Exercise: Output all of the records exactly as written.

··· Exercise input ···

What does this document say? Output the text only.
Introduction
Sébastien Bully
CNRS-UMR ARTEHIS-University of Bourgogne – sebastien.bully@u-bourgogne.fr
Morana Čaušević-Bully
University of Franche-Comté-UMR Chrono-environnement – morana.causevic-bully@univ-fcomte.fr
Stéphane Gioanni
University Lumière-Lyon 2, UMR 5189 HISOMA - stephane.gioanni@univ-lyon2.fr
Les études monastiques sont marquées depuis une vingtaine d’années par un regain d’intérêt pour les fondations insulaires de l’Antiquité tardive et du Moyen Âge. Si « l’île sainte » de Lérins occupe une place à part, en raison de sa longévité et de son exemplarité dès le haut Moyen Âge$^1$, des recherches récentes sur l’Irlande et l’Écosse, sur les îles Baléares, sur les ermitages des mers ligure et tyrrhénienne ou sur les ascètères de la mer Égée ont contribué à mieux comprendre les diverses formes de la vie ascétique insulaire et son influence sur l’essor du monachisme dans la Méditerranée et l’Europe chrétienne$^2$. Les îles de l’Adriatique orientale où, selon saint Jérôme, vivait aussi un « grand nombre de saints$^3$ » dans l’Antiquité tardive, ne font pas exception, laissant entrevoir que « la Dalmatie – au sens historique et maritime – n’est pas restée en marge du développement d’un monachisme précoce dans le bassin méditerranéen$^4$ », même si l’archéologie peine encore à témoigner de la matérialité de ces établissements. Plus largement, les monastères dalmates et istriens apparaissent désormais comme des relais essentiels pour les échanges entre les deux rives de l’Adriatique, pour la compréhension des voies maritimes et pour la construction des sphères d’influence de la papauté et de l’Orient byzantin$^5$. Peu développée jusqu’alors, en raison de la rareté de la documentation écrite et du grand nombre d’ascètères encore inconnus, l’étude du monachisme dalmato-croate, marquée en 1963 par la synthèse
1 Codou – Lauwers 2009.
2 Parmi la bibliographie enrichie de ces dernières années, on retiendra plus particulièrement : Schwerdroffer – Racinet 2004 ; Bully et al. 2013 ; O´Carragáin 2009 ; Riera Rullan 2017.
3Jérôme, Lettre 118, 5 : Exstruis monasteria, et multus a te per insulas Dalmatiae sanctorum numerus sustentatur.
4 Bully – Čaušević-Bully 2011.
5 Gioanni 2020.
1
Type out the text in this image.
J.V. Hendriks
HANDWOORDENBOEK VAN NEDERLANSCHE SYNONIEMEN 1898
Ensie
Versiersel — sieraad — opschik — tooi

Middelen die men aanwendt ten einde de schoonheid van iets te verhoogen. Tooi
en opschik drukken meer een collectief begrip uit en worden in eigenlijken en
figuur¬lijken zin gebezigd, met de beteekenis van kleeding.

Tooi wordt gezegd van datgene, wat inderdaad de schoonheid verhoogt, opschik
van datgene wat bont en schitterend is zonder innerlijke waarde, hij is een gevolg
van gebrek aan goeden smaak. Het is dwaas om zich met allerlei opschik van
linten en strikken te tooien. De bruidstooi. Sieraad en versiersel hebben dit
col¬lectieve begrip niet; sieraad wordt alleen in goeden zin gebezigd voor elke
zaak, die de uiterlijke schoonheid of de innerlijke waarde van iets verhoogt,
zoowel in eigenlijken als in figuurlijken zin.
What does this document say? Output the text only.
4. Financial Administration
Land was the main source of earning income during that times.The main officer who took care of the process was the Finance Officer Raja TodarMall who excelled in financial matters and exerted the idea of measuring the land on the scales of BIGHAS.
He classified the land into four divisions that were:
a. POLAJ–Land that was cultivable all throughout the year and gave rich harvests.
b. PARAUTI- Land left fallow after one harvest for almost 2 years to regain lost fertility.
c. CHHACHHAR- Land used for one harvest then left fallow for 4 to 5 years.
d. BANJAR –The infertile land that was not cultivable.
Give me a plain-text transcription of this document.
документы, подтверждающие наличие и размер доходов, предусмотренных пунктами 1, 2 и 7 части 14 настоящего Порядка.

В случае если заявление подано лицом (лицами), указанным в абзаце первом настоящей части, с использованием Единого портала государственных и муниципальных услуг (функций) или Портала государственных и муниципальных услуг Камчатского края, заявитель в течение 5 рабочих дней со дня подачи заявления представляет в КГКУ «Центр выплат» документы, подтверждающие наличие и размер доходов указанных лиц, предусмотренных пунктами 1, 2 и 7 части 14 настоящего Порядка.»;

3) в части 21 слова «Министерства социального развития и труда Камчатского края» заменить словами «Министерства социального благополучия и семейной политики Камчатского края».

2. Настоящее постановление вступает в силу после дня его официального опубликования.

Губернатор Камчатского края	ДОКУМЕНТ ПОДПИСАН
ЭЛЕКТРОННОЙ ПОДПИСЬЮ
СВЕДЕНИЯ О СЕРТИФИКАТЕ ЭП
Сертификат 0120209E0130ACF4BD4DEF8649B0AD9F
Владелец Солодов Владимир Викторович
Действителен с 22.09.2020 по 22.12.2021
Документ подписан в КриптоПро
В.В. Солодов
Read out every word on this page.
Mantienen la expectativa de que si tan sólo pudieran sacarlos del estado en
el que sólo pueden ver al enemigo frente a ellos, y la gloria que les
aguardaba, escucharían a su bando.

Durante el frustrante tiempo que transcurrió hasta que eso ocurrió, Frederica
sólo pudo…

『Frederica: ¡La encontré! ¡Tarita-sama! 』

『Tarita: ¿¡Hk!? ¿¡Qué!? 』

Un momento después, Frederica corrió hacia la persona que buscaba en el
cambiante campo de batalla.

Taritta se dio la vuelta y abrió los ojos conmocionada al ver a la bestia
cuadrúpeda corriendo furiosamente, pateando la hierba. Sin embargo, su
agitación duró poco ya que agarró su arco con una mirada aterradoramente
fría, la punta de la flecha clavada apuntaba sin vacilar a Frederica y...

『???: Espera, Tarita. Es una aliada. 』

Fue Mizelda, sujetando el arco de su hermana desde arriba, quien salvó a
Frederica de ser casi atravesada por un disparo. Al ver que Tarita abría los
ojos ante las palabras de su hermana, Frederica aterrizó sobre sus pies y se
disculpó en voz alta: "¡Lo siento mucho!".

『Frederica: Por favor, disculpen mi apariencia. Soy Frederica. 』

···

Correct response:
What does this document say? Output the text only.
Introduction
Sébastien Bully
CNRS-UMR ARTEHIS-University of Bourgogne – sebastien.bully@u-bourgogne.fr
Morana Čaušević-Bully
University of Franche-Comté-UMR Chrono-environnement – morana.causevic-bully@univ-fcomte.fr
Stéphane Gioanni
University Lumière-Lyon 2, UMR 5189 HISOMA - stephane.gioanni@univ-lyon2.fr
Les études monastiques sont marquées depuis une vingtaine d’années par un regain d’intérêt pour les fondations insulaires de l’Antiquité tardive et du Moyen Âge. Si « l’île sainte » de Lérins occupe une place à part, en raison de sa longévité et de son exemplarité dès le haut Moyen Âge$^1$, des recherches récentes sur l’Irlande et l’Écosse, sur les îles Baléares, sur les ermitages des mers ligure et tyrrhénienne ou sur les ascètères de la mer Égée ont contribué à mieux comprendre les diverses formes de la vie ascétique insulaire et son influence sur l’essor du monachisme dans la Méditerranée et l’Europe chrétienne$^2$. Les îles de l’Adriatique orientale où, selon saint Jérôme, vivait aussi un « grand nombre de saints$^3$ » dans l’Antiquité tardive, ne font pas exception, laissant entrevoir que « la Dalmatie – au sens historique et maritime – n’est pas restée en marge du développement d’un monachisme précoce dans le bassin méditerranéen$^4$ », même si l’archéologie peine encore à témoigner de la matérialité de ces établissements. Plus largement, les monastères dalmates et istriens apparaissent désormais comme des relais essentiels pour les échanges entre les deux rives de l’Adriatique, pour la compréhension des voies maritimes et pour la construction des sphères d’influence de la papauté et de l’Orient byzantin$^5$. Peu développée jusqu’alors, en raison de la rareté de la documentation écrite et du grand nombre d’ascètères encore inconnus, l’étude du monachisme dalmato-croate, marquée en 1963 par la synthèse
1 Codou – Lauwers 2009.
2 Parmi la bibliographie enrichie de ces dernières années, on retiendra plus particulièrement : Schwerdroffer – Racinet 2004 ; Bully et al. 2013 ; O´Carragáin 2009 ; Riera Rullan 2017.
3Jérôme, Lettre 118, 5 : Exstruis monasteria, et multus a te per insulas Dalmatiae sanctorum numerus sustentatur.
4 Bully – Čaušević-Bully 2011.
5 Gioanni 2020.
1
Type out the text in this image.
J.V. Hendriks
HANDWOORDENBOEK VAN NEDERLANSCHE SYNONIEMEN 1898
Ensie
Versiersel — sieraad — opschik — tooi

Middelen die men aanwendt ten einde de schoonheid van iets te verhoogen. Tooi
en opschik drukken meer een collectief begrip uit en worden in eigenlijken en
figuur¬lijken zin gebezigd, met de beteekenis van kleeding.

Tooi wordt gezegd van datgene, wat inderdaad de schoonheid verhoogt, opschik
van datgene wat bont en schitterend is zonder innerlijke waarde, hij is een gevolg
van gebrek aan goeden smaak. Het is dwaas om zich met allerlei opschik van
linten en strikken te tooien. De bruidstooi. Sieraad en versiersel hebben dit
col¬lectieve begrip niet; sieraad wordt alleen in goeden zin gebezigd voor elke
zaak, die de uiterlijke schoonheid of de innerlijke waarde van iets verhoogt,
zoowel in eigenlijken als in figuurlijken zin.
What does this document say? Output the text only.
4. Financial Administration
Land was the main source of earning income during that times.The main officer who took care of the process was the Finance Officer Raja TodarMall who excelled in financial matters and exerted the idea of measuring the land on the scales of BIGHAS.
He classified the land into four divisions that were:
a. POLAJ–Land that was cultivable all throughout the year and gave rich harvests.
b. PARAUTI- Land left fallow after one harvest for almost 2 years to regain lost fertility.
c. CHHACHHAR- Land used for one harvest then left fallow for 4 to 5 years.
d. BANJAR –The infertile land that was not cultivable.
Give me a plain-text transcription of this document.
документы, подтверждающие наличие и размер доходов, предусмотренных пунктами 1, 2 и 7 части 14 настоящего Порядка.

В случае если заявление подано лицом (лицами), указанным в абзаце первом настоящей части, с использованием Единого портала государственных и муниципальных услуг (функций) или Портала государственных и муниципальных услуг Камчатского края, заявитель в течение 5 рабочих дней со дня подачи заявления представляет в КГКУ «Центр выплат» документы, подтверждающие наличие и размер доходов указанных лиц, предусмотренных пунктами 1, 2 и 7 части 14 настоящего Порядка.»;

3) в части 21 слова «Министерства социального развития и труда Камчатского края» заменить словами «Министерства социального благополучия и семейной политики Камчатского края».

2. Настоящее постановление вступает в силу после дня его официального опубликования.

Губернатор Камчатского края	ДОКУМЕНТ ПОДПИСАН
ЭЛЕКТРОННОЙ ПОДПИСЬЮ
СВЕДЕНИЯ О СЕРТИФИКАТЕ ЭП
Сертификат 0120209E0130ACF4BD4DEF8649B0AD9F
Владелец Солодов Владимир Викторович
Действителен с 22.09.2020 по 22.12.2021
Документ подписан в КриптоПро
В.В. Солодов
Read out every word on this page.
Mantienen la expectativa de que si tan sólo pudieran sacarlos del estado en
el que sólo pueden ver al enemigo frente a ellos, y la gloria que les
aguardaba, escucharían a su bando.

Durante el frustrante tiempo que transcurrió hasta que eso ocurrió, Frederica
sólo pudo…

『Frederica: ¡La encontré! ¡Tarita-sama! 』

『Tarita: ¿¡Hk!? ¿¡Qué!? 』

Un momento después, Frederica corrió hacia la persona que buscaba en el
cambiante campo de batalla.

Taritta se dio la vuelta y abrió los ojos conmocionada al ver a la bestia
cuadrúpeda corriendo furiosamente, pateando la hierba. Sin embargo, su
agitación duró poco ya que agarró su arco con una mirada aterradoramente
fría, la punta de la flecha clavada apuntaba sin vacilar a Frederica y...

『???: Espera, Tarita. Es una aliada. 』

Fue Mizelda, sujetando el arco de su hermana desde arriba, quien salvó a
Frederica de ser casi atravesada por un disparo. Al ver que Tarita abría los
ojos ante las palabras de su hermana, Frederica aterrizó sobre sus pies y se
disculpó en voz alta: "¡Lo siento mucho!".

『Frederica: Por favor, disculpen mi apariencia. Soy Frederica. 』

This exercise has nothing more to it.